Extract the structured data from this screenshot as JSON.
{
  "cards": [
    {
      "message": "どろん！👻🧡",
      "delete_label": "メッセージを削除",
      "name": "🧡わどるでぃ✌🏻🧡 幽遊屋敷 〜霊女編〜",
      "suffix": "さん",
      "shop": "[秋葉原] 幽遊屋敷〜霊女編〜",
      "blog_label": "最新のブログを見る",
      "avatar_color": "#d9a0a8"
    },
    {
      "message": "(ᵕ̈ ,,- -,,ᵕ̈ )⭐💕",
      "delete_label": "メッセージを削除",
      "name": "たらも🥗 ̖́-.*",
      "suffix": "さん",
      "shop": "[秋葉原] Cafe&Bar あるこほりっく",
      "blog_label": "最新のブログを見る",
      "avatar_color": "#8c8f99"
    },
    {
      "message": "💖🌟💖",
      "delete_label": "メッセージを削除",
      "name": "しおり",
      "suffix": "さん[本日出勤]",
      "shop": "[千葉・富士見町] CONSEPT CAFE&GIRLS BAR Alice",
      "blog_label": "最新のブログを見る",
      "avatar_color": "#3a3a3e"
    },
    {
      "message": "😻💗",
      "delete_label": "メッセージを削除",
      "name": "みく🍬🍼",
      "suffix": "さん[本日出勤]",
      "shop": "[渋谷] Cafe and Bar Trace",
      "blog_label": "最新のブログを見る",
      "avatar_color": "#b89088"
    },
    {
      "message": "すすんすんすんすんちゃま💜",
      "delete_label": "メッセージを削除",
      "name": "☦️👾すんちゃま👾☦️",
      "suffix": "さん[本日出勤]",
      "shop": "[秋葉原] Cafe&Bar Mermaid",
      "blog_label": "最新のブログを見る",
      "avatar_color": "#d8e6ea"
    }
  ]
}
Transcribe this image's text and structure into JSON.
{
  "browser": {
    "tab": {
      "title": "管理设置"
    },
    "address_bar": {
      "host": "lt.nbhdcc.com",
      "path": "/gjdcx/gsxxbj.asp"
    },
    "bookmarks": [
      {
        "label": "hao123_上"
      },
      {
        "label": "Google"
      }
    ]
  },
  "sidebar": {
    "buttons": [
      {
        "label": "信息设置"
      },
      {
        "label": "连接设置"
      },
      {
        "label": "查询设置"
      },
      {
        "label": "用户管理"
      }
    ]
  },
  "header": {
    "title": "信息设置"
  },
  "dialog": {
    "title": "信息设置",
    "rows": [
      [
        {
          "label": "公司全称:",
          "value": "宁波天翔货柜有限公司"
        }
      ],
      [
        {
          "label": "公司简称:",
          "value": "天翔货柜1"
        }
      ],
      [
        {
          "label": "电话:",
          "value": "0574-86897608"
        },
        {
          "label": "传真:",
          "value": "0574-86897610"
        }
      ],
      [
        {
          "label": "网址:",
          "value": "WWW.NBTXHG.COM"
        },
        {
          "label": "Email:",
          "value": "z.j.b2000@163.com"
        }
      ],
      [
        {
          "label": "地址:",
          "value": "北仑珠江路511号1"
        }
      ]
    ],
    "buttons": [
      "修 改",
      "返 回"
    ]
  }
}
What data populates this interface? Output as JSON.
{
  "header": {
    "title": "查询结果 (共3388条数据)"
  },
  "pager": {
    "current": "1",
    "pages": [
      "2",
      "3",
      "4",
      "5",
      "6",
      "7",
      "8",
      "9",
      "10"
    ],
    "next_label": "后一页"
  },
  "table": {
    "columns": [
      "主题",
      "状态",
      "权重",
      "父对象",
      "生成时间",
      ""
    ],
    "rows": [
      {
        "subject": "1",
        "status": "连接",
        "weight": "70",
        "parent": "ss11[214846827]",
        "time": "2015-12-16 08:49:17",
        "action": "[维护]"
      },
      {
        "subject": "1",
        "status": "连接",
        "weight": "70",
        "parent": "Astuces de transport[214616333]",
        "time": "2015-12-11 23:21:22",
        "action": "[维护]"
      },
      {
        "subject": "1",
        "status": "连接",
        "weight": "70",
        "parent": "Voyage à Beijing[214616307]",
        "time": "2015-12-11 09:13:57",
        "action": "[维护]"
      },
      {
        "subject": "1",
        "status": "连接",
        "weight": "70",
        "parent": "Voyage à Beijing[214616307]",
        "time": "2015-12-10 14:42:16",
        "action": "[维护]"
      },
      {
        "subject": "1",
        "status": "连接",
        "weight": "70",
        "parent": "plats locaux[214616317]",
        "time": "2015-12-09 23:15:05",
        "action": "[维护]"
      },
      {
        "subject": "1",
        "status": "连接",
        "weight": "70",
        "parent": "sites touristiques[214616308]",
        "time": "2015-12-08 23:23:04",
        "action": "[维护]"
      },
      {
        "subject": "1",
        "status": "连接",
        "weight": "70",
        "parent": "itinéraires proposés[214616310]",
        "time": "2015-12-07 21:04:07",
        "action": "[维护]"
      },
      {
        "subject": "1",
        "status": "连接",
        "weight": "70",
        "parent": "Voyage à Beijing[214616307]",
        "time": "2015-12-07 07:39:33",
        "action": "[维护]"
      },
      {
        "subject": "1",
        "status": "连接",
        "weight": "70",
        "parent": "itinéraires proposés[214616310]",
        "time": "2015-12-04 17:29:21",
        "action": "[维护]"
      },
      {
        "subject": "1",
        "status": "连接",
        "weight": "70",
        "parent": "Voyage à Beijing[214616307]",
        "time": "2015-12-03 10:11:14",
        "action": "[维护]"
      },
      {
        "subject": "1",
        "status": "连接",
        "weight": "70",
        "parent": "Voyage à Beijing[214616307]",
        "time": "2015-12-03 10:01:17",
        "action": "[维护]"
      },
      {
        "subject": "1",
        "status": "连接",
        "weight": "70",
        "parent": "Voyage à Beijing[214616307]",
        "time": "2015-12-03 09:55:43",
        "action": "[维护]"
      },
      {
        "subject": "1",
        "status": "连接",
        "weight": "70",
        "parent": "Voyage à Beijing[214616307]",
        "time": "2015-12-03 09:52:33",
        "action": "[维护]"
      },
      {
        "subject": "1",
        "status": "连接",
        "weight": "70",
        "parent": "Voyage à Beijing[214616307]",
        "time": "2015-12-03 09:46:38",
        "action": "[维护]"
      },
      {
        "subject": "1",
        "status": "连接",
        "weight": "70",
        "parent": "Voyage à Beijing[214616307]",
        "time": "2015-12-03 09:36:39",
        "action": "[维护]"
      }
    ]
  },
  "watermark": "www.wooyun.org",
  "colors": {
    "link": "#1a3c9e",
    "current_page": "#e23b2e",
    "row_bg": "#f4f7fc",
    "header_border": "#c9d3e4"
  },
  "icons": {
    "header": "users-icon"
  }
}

____________________

■ WHAT YOU NEED TO DO ■
Exact copies of all the records are required.

■ SOLUTION TO THIS PROBLEM ■
Extract the structured data from this screenshot as JSON.
{
  "cards": [
    {
      "message": "どろん！👻🧡",
      "delete_label": "メッセージを削除",
      "name": "🧡わどるでぃ✌🏻🧡 幽遊屋敷 〜霊女編〜",
      "suffix": "さん",
      "shop": "[秋葉原] 幽遊屋敷〜霊女編〜",
      "blog_label": "最新のブログを見る",
      "avatar_color": "#d9a0a8"
    },
    {
      "message": "(ᵕ̈ ,,- -,,ᵕ̈ )⭐💕",
      "delete_label": "メッセージを削除",
      "name": "たらも🥗 ̖́-.*",
      "suffix": "さん",
      "shop": "[秋葉原] Cafe&Bar あるこほりっく",
      "blog_label": "最新のブログを見る",
      "avatar_color": "#8c8f99"
    },
    {
      "message": "💖🌟💖",
      "delete_label": "メッセージを削除",
      "name": "しおり",
      "suffix": "さん[本日出勤]",
      "shop": "[千葉・富士見町] CONSEPT CAFE&GIRLS BAR Alice",
      "blog_label": "最新のブログを見る",
      "avatar_color": "#3a3a3e"
    },
    {
      "message": "😻💗",
      "delete_label": "メッセージを削除",
      "name": "みく🍬🍼",
      "suffix": "さん[本日出勤]",
      "shop": "[渋谷] Cafe and Bar Trace",
      "blog_label": "最新のブログを見る",
      "avatar_color": "#b89088"
    },
    {
      "message": "すすんすんすんすんちゃま💜",
      "delete_label": "メッセージを削除",
      "name": "☦️👾すんちゃま👾☦️",
      "suffix": "さん[本日出勤]",
      "shop": "[秋葉原] Cafe&Bar Mermaid",
      "blog_label": "最新のブログを見る",
      "avatar_color": "#d8e6ea"
    }
  ]
}
Transcribe this image's text and structure into JSON.
{
  "browser": {
    "tab": {
      "title": "管理设置"
    },
    "address_bar": {
      "host": "lt.nbhdcc.com",
      "path": "/gjdcx/gsxxbj.asp"
    },
    "bookmarks": [
      {
        "label": "hao123_上"
      },
      {
        "label": "Google"
      }
    ]
  },
  "sidebar": {
    "buttons": [
      {
        "label": "信息设置"
      },
      {
        "label": "连接设置"
      },
      {
        "label": "查询设置"
      },
      {
        "label": "用户管理"
      }
    ]
  },
  "header": {
    "title": "信息设置"
  },
  "dialog": {
    "title": "信息设置",
    "rows": [
      [
        {
          "label": "公司全称:",
          "value": "宁波天翔货柜有限公司"
        }
      ],
      [
        {
          "label": "公司简称:",
          "value": "天翔货柜1"
        }
      ],
      [
        {
          "label": "电话:",
          "value": "0574-86897608"
        },
        {
          "label": "传真:",
          "value": "0574-86897610"
        }
      ],
      [
        {
          "label": "网址:",
          "value": "WWW.NBTXHG.COM"
        },
        {
          "label": "Email:",
          "value": "z.j.b2000@163.com"
        }
      ],
      [
        {
          "label": "地址:",
          "value": "北仑珠江路511号1"
        }
      ]
    ],
    "buttons": [
      "修 改",
      "返 回"
    ]
  }
}
What data populates this interface? Output as JSON.
{
  "header": {
    "title": "查询结果 (共3388条数据)"
  },
  "pager": {
    "current": "1",
    "pages": [
      "2",
      "3",
      "4",
      "5",
      "6",
      "7",
      "8",
      "9",
      "10"
    ],
    "next_label": "后一页"
  },
  "table": {
    "columns": [
      "主题",
      "状态",
      "权重",
      "父对象",
      "生成时间",
      ""
    ],
    "rows": [
      {
        "subject": "1",
        "status": "连接",
        "weight": "70",
        "parent": "ss11[214846827]",
        "time": "2015-12-16 08:49:17",
        "action": "[维护]"
      },
      {
        "subject": "1",
        "status": "连接",
        "weight": "70",
        "parent": "Astuces de transport[214616333]",
        "time": "2015-12-11 23:21:22",
        "action": "[维护]"
      },
      {
        "subject": "1",
        "status": "连接",
        "weight": "70",
        "parent": "Voyage à Beijing[214616307]",
        "time": "2015-12-11 09:13:57",
        "action": "[维护]"
      },
      {
        "subject": "1",
        "status": "连接",
        "weight": "70",
        "parent": "Voyage à Beijing[214616307]",
        "time": "2015-12-10 14:42:16",
        "action": "[维护]"
      },
      {
        "subject": "1",
        "status": "连接",
        "weight": "70",
        "parent": "plats locaux[214616317]",
        "time": "2015-12-09 23:15:05",
        "action": "[维护]"
      },
      {
        "subject": "1",
        "status": "连接",
        "weight": "70",
        "parent": "sites touristiques[214616308]",
        "time": "2015-12-08 23:23:04",
        "action": "[维护]"
      },
      {
        "subject": "1",
        "status": "连接",
        "weight": "70",
        "parent": "itinéraires proposés[214616310]",
        "time": "2015-12-07 21:04:07",
        "action": "[维护]"
      },
      {
        "subject": "1",
        "status": "连接",
        "weight": "70",
        "parent": "Voyage à Beijing[214616307]",
        "time": "2015-12-07 07:39:33",
        "action": "[维护]"
      },
      {
        "subject": "1",
        "status": "连接",
        "weight": "70",
        "parent": "itinéraires proposés[214616310]",
        "time": "2015-12-04 17:29:21",
        "action": "[维护]"
      },
      {
        "subject": "1",
        "status": "连接",
        "weight": "70",
        "parent": "Voyage à Beijing[214616307]",
        "time": "2015-12-03 10:11:14",
        "action": "[维护]"
      },
      {
        "subject": "1",
        "status": "连接",
        "weight": "70",
        "parent": "Voyage à Beijing[214616307]",
        "time": "2015-12-03 10:01:17",
        "action": "[维护]"
      },
      {
        "subject": "1",
        "status": "连接",
        "weight": "70",
        "parent": "Voyage à Beijing[214616307]",
        "time": "2015-12-03 09:55:43",
        "action": "[维护]"
      },
      {
        "subject": "1",
        "status": "连接",
        "weight": "70",
        "parent": "Voyage à Beijing[214616307]",
        "time": "2015-12-03 09:52:33",
        "action": "[维护]"
      },
      {
        "subject": "1",
        "status": "连接",
        "weight": "70",
        "parent": "Voyage à Beijing[214616307]",
        "time": "2015-12-03 09:46:38",
        "action": "[维护]"
      },
      {
        "subject": "1",
        "status": "连接",
        "weight": "70",
        "parent": "Voyage à Beijing[214616307]",
        "time": "2015-12-03 09:36:39",
        "action": "[维护]"
      }
    ]
  },
  "watermark": "www.wooyun.org",
  "colors": {
    "link": "#1a3c9e",
    "current_page": "#e23b2e",
    "row_bg": "#f4f7fc",
    "header_border": "#c9d3e4"
  },
  "icons": {
    "header": "users-icon"
  }
}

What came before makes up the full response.